++++ RECORD SET ++++

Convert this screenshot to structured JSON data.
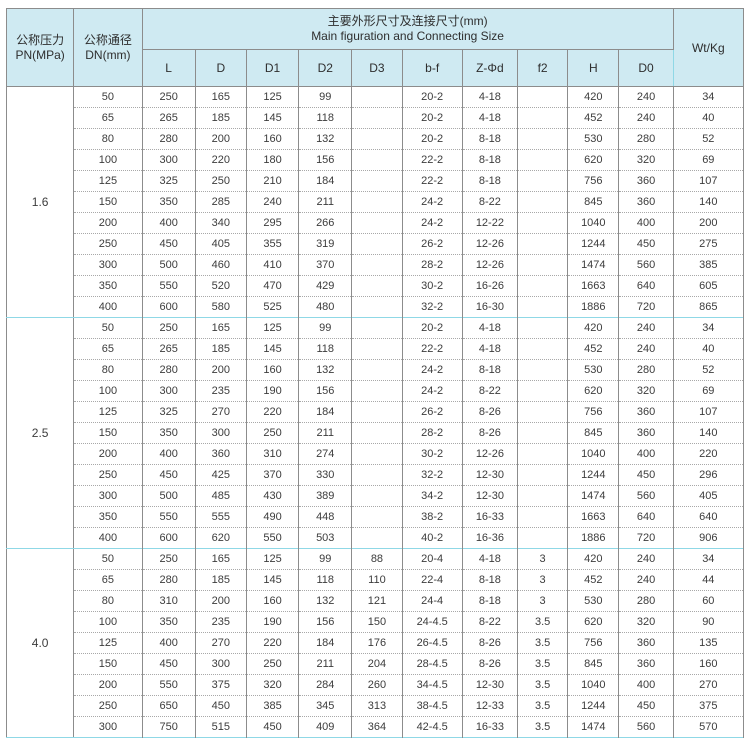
{
  "colors": {
    "header_bg": "#cfeaf2",
    "cyan_line": "#8fd8e6",
    "gray_border": "#8c8c8c",
    "dotted_border": "#a8a8a8",
    "text": "#3c3c3c"
  },
  "table": {
    "header": {
      "pressure_label_cn": "公称压力",
      "pressure_label_en": "PN(MPa)",
      "diameter_label_cn": "公称通径",
      "diameter_label_en": "DN(mm)",
      "main_title_cn": "主要外形尺寸及连接尺寸(mm)",
      "main_title_en": "Main figuration and Connecting Size",
      "weight_label": "Wt/Kg",
      "sub_columns": [
        "L",
        "D",
        "D1",
        "D2",
        "D3",
        "b-f",
        "Z-Φd",
        "f2",
        "H",
        "D0"
      ]
    },
    "groups": [
      {
        "pn": "1.6",
        "rows": [
          [
            "50",
            "250",
            "165",
            "125",
            "99",
            "",
            "20-2",
            "4-18",
            "",
            "420",
            "240",
            "34"
          ],
          [
            "65",
            "265",
            "185",
            "145",
            "118",
            "",
            "20-2",
            "4-18",
            "",
            "452",
            "240",
            "40"
          ],
          [
            "80",
            "280",
            "200",
            "160",
            "132",
            "",
            "20-2",
            "8-18",
            "",
            "530",
            "280",
            "52"
          ],
          [
            "100",
            "300",
            "220",
            "180",
            "156",
            "",
            "22-2",
            "8-18",
            "",
            "620",
            "320",
            "69"
          ],
          [
            "125",
            "325",
            "250",
            "210",
            "184",
            "",
            "22-2",
            "8-18",
            "",
            "756",
            "360",
            "107"
          ],
          [
            "150",
            "350",
            "285",
            "240",
            "211",
            "",
            "24-2",
            "8-22",
            "",
            "845",
            "360",
            "140"
          ],
          [
            "200",
            "400",
            "340",
            "295",
            "266",
            "",
            "24-2",
            "12-22",
            "",
            "1040",
            "400",
            "200"
          ],
          [
            "250",
            "450",
            "405",
            "355",
            "319",
            "",
            "26-2",
            "12-26",
            "",
            "1244",
            "450",
            "275"
          ],
          [
            "300",
            "500",
            "460",
            "410",
            "370",
            "",
            "28-2",
            "12-26",
            "",
            "1474",
            "560",
            "385"
          ],
          [
            "350",
            "550",
            "520",
            "470",
            "429",
            "",
            "30-2",
            "16-26",
            "",
            "1663",
            "640",
            "605"
          ],
          [
            "400",
            "600",
            "580",
            "525",
            "480",
            "",
            "32-2",
            "16-30",
            "",
            "1886",
            "720",
            "865"
          ]
        ]
      },
      {
        "pn": "2.5",
        "rows": [
          [
            "50",
            "250",
            "165",
            "125",
            "99",
            "",
            "20-2",
            "4-18",
            "",
            "420",
            "240",
            "34"
          ],
          [
            "65",
            "265",
            "185",
            "145",
            "118",
            "",
            "22-2",
            "4-18",
            "",
            "452",
            "240",
            "40"
          ],
          [
            "80",
            "280",
            "200",
            "160",
            "132",
            "",
            "24-2",
            "8-18",
            "",
            "530",
            "280",
            "52"
          ],
          [
            "100",
            "300",
            "235",
            "190",
            "156",
            "",
            "24-2",
            "8-22",
            "",
            "620",
            "320",
            "69"
          ],
          [
            "125",
            "325",
            "270",
            "220",
            "184",
            "",
            "26-2",
            "8-26",
            "",
            "756",
            "360",
            "107"
          ],
          [
            "150",
            "350",
            "300",
            "250",
            "211",
            "",
            "28-2",
            "8-26",
            "",
            "845",
            "360",
            "140"
          ],
          [
            "200",
            "400",
            "360",
            "310",
            "274",
            "",
            "30-2",
            "12-26",
            "",
            "1040",
            "400",
            "220"
          ],
          [
            "250",
            "450",
            "425",
            "370",
            "330",
            "",
            "32-2",
            "12-30",
            "",
            "1244",
            "450",
            "296"
          ],
          [
            "300",
            "500",
            "485",
            "430",
            "389",
            "",
            "34-2",
            "12-30",
            "",
            "1474",
            "560",
            "405"
          ],
          [
            "350",
            "550",
            "555",
            "490",
            "448",
            "",
            "38-2",
            "16-33",
            "",
            "1663",
            "640",
            "640"
          ],
          [
            "400",
            "600",
            "620",
            "550",
            "503",
            "",
            "40-2",
            "16-36",
            "",
            "1886",
            "720",
            "906"
          ]
        ]
      },
      {
        "pn": "4.0",
        "rows": [
          [
            "50",
            "250",
            "165",
            "125",
            "99",
            "88",
            "20-4",
            "4-18",
            "3",
            "420",
            "240",
            "34"
          ],
          [
            "65",
            "280",
            "185",
            "145",
            "118",
            "110",
            "22-4",
            "8-18",
            "3",
            "452",
            "240",
            "44"
          ],
          [
            "80",
            "310",
            "200",
            "160",
            "132",
            "121",
            "24-4",
            "8-18",
            "3",
            "530",
            "280",
            "60"
          ],
          [
            "100",
            "350",
            "235",
            "190",
            "156",
            "150",
            "24-4.5",
            "8-22",
            "3.5",
            "620",
            "320",
            "90"
          ],
          [
            "125",
            "400",
            "270",
            "220",
            "184",
            "176",
            "26-4.5",
            "8-26",
            "3.5",
            "756",
            "360",
            "135"
          ],
          [
            "150",
            "450",
            "300",
            "250",
            "211",
            "204",
            "28-4.5",
            "8-26",
            "3.5",
            "845",
            "360",
            "160"
          ],
          [
            "200",
            "550",
            "375",
            "320",
            "284",
            "260",
            "34-4.5",
            "12-30",
            "3.5",
            "1040",
            "400",
            "270"
          ],
          [
            "250",
            "650",
            "450",
            "385",
            "345",
            "313",
            "38-4.5",
            "12-33",
            "3.5",
            "1244",
            "450",
            "375"
          ],
          [
            "300",
            "750",
            "515",
            "450",
            "409",
            "364",
            "42-4.5",
            "16-33",
            "3.5",
            "1474",
            "560",
            "570"
          ]
        ]
      }
    ]
  }
}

++++

GIVEN PROBLEM → Transcribe the material exactly, and leave out whatever pictures it holds.

RESPONSE TO THIS TASK →
Convert this screenshot to structured JSON data.
{
  "colors": {
    "header_bg": "#cfeaf2",
    "cyan_line": "#8fd8e6",
    "gray_border": "#8c8c8c",
    "dotted_border": "#a8a8a8",
    "text": "#3c3c3c"
  },
  "table": {
    "header": {
      "pressure_label_cn": "公称压力",
      "pressure_label_en": "PN(MPa)",
      "diameter_label_cn": "公称通径",
      "diameter_label_en": "DN(mm)",
      "main_title_cn": "主要外形尺寸及连接尺寸(mm)",
      "main_title_en": "Main figuration and Connecting Size",
      "weight_label": "Wt/Kg",
      "sub_columns": [
        "L",
        "D",
        "D1",
        "D2",
        "D3",
        "b-f",
        "Z-Φd",
        "f2",
        "H",
        "D0"
      ]
    },
    "groups": [
      {
        "pn": "1.6",
        "rows": [
          [
            "50",
            "250",
            "165",
            "125",
            "99",
            "",
            "20-2",
            "4-18",
            "",
            "420",
            "240",
            "34"
          ],
          [
            "65",
            "265",
            "185",
            "145",
            "118",
            "",
            "20-2",
            "4-18",
            "",
            "452",
            "240",
            "40"
          ],
          [
            "80",
            "280",
            "200",
            "160",
            "132",
            "",
            "20-2",
            "8-18",
            "",
            "530",
            "280",
            "52"
          ],
          [
            "100",
            "300",
            "220",
            "180",
            "156",
            "",
            "22-2",
            "8-18",
            "",
            "620",
            "320",
            "69"
          ],
          [
            "125",
            "325",
            "250",
            "210",
            "184",
            "",
            "22-2",
            "8-18",
            "",
            "756",
            "360",
            "107"
          ],
          [
            "150",
            "350",
            "285",
            "240",
            "211",
            "",
            "24-2",
            "8-22",
            "",
            "845",
            "360",
            "140"
          ],
          [
            "200",
            "400",
            "340",
            "295",
            "266",
            "",
            "24-2",
            "12-22",
            "",
            "1040",
            "400",
            "200"
          ],
          [
            "250",
            "450",
            "405",
            "355",
            "319",
            "",
            "26-2",
            "12-26",
            "",
            "1244",
            "450",
            "275"
          ],
          [
            "300",
            "500",
            "460",
            "410",
            "370",
            "",
            "28-2",
            "12-26",
            "",
            "1474",
            "560",
            "385"
          ],
          [
            "350",
            "550",
            "520",
            "470",
            "429",
            "",
            "30-2",
            "16-26",
            "",
            "1663",
            "640",
            "605"
          ],
          [
            "400",
            "600",
            "580",
            "525",
            "480",
            "",
            "32-2",
            "16-30",
            "",
            "1886",
            "720",
            "865"
          ]
        ]
      },
      {
        "pn": "2.5",
        "rows": [
          [
            "50",
            "250",
            "165",
            "125",
            "99",
            "",
            "20-2",
            "4-18",
            "",
            "420",
            "240",
            "34"
          ],
          [
            "65",
            "265",
            "185",
            "145",
            "118",
            "",
            "22-2",
            "4-18",
            "",
            "452",
            "240",
            "40"
          ],
          [
            "80",
            "280",
            "200",
            "160",
            "132",
            "",
            "24-2",
            "8-18",
            "",
            "530",
            "280",
            "52"
          ],
          [
            "100",
            "300",
            "235",
            "190",
            "156",
            "",
            "24-2",
            "8-22",
            "",
            "620",
            "320",
            "69"
          ],
          [
            "125",
            "325",
            "270",
            "220",
            "184",
            "",
            "26-2",
            "8-26",
            "",
            "756",
            "360",
            "107"
          ],
          [
            "150",
            "350",
            "300",
            "250",
            "211",
            "",
            "28-2",
            "8-26",
            "",
            "845",
            "360",
            "140"
          ],
          [
            "200",
            "400",
            "360",
            "310",
            "274",
            "",
            "30-2",
            "12-26",
            "",
            "1040",
            "400",
            "220"
          ],
          [
            "250",
            "450",
            "425",
            "370",
            "330",
            "",
            "32-2",
            "12-30",
            "",
            "1244",
            "450",
            "296"
          ],
          [
            "300",
            "500",
            "485",
            "430",
            "389",
            "",
            "34-2",
            "12-30",
            "",
            "1474",
            "560",
            "405"
          ],
          [
            "350",
            "550",
            "555",
            "490",
            "448",
            "",
            "38-2",
            "16-33",
            "",
            "1663",
            "640",
            "640"
          ],
          [
            "400",
            "600",
            "620",
            "550",
            "503",
            "",
            "40-2",
            "16-36",
            "",
            "1886",
            "720",
            "906"
          ]
        ]
      },
      {
        "pn": "4.0",
        "rows": [
          [
            "50",
            "250",
            "165",
            "125",
            "99",
            "88",
            "20-4",
            "4-18",
            "3",
            "420",
            "240",
            "34"
          ],
          [
            "65",
            "280",
            "185",
            "145",
            "118",
            "110",
            "22-4",
            "8-18",
            "3",
            "452",
            "240",
            "44"
          ],
          [
            "80",
            "310",
            "200",
            "160",
            "132",
            "121",
            "24-4",
            "8-18",
            "3",
            "530",
            "280",
            "60"
          ],
          [
            "100",
            "350",
            "235",
            "190",
            "156",
            "150",
            "24-4.5",
            "8-22",
            "3.5",
            "620",
            "320",
            "90"
          ],
          [
            "125",
            "400",
            "270",
            "220",
            "184",
            "176",
            "26-4.5",
            "8-26",
            "3.5",
            "756",
            "360",
            "135"
          ],
          [
            "150",
            "450",
            "300",
            "250",
            "211",
            "204",
            "28-4.5",
            "8-26",
            "3.5",
            "845",
            "360",
            "160"
          ],
          [
            "200",
            "550",
            "375",
            "320",
            "284",
            "260",
            "34-4.5",
            "12-30",
            "3.5",
            "1040",
            "400",
            "270"
          ],
          [
            "250",
            "650",
            "450",
            "385",
            "345",
            "313",
            "38-4.5",
            "12-33",
            "3.5",
            "1244",
            "450",
            "375"
          ],
          [
            "300",
            "750",
            "515",
            "450",
            "409",
            "364",
            "42-4.5",
            "16-33",
            "3.5",
            "1474",
            "560",
            "570"
          ]
        ]
      }
    ]
  }
}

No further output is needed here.